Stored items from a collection
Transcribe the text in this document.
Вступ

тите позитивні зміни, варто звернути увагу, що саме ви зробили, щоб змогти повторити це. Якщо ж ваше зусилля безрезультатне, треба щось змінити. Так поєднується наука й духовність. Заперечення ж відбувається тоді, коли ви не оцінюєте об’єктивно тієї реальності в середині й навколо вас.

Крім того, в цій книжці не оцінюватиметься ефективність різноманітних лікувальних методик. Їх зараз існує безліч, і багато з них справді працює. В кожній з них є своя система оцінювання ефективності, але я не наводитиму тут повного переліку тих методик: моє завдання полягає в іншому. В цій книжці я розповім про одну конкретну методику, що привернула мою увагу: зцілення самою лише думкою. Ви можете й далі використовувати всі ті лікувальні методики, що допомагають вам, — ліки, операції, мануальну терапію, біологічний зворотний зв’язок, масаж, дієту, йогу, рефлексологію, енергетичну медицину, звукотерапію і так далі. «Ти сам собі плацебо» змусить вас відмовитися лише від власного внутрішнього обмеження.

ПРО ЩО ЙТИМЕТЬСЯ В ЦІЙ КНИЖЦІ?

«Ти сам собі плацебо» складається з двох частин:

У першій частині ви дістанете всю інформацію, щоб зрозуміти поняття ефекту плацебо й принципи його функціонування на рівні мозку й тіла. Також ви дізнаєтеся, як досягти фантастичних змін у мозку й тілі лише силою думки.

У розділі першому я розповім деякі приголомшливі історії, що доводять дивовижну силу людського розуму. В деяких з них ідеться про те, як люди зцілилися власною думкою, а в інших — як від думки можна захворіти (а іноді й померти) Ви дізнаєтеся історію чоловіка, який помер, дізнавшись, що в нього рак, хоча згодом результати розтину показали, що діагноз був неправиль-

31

OBJECTIVE: Go back to the listing above and please repeat it exactly.

RESULT OF THIS TASK:
Transcribe the text in this document.
Вступ

тите позитивні зміни, варто звернути увагу, що саме ви зробили, щоб змогти повторити це. Якщо ж ваше зусилля безрезультатне, треба щось змінити. Так поєднується наука й духовність. Заперечення ж відбувається тоді, коли ви не оцінюєте об’єктивно тієї реальності в середині й навколо вас.

Крім того, в цій книжці не оцінюватиметься ефективність різноманітних лікувальних методик. Їх зараз існує безліч, і багато з них справді працює. В кожній з них є своя система оцінювання ефективності, але я не наводитиму тут повного переліку тих методик: моє завдання полягає в іншому. В цій книжці я розповім про одну конкретну методику, що привернула мою увагу: зцілення самою лише думкою. Ви можете й далі використовувати всі ті лікувальні методики, що допомагають вам, — ліки, операції, мануальну терапію, біологічний зворотний зв’язок, масаж, дієту, йогу, рефлексологію, енергетичну медицину, звукотерапію і так далі. «Ти сам собі плацебо» змусить вас відмовитися лише від власного внутрішнього обмеження.

ПРО ЩО ЙТИМЕТЬСЯ В ЦІЙ КНИЖЦІ?

«Ти сам собі плацебо» складається з двох частин:

У першій частині ви дістанете всю інформацію, щоб зрозуміти поняття ефекту плацебо й принципи його функціонування на рівні мозку й тіла. Також ви дізнаєтеся, як досягти фантастичних змін у мозку й тілі лише силою думки.

У розділі першому я розповім деякі приголомшливі історії, що доводять дивовижну силу людського розуму. В деяких з них ідеться про те, як люди зцілилися власною думкою, а в інших — як від думки можна захворіти (а іноді й померти) Ви дізнаєтеся історію чоловіка, який помер, дізнавшись, що в нього рак, хоча згодом результати розтину показали, що діагноз був неправиль-

31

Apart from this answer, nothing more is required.